Extracted entries =>
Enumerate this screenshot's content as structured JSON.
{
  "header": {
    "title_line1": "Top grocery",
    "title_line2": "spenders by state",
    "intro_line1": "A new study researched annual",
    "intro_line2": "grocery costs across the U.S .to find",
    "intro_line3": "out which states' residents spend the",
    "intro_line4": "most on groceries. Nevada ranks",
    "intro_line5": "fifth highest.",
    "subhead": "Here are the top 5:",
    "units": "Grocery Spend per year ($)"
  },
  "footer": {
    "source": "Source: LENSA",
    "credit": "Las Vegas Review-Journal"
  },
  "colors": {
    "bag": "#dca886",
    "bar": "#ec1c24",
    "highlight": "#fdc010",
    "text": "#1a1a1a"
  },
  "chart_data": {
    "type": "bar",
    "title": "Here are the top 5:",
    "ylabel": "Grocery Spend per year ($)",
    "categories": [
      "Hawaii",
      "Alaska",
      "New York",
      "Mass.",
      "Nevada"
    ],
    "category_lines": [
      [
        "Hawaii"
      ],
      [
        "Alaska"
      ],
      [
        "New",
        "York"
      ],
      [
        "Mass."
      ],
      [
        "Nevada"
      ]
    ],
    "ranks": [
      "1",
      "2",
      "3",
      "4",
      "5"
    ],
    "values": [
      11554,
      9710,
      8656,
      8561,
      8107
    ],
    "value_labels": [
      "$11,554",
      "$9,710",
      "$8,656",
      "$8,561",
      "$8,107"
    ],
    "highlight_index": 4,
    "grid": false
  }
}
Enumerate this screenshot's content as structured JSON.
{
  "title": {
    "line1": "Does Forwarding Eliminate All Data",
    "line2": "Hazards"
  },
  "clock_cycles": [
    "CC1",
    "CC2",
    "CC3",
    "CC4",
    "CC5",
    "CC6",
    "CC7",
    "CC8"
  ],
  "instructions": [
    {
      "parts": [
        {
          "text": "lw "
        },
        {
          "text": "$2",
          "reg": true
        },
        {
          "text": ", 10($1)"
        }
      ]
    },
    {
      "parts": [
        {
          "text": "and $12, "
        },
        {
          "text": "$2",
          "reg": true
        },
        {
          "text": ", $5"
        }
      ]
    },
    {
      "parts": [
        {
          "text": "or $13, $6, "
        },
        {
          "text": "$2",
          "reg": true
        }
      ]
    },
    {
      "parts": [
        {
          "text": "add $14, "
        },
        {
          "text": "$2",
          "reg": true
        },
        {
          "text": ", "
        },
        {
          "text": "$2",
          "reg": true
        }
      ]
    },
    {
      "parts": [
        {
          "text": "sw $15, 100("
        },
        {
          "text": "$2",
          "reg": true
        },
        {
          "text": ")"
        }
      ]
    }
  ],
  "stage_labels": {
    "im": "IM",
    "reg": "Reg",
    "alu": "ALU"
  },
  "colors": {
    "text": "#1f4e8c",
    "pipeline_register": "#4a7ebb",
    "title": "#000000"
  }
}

What needs to be done =>
Copy out every line from the material above in which the word "Here" appears.

Result of the task =>
    "subhead": "Here are the top 5:",
    "title": "Here are the top 5:",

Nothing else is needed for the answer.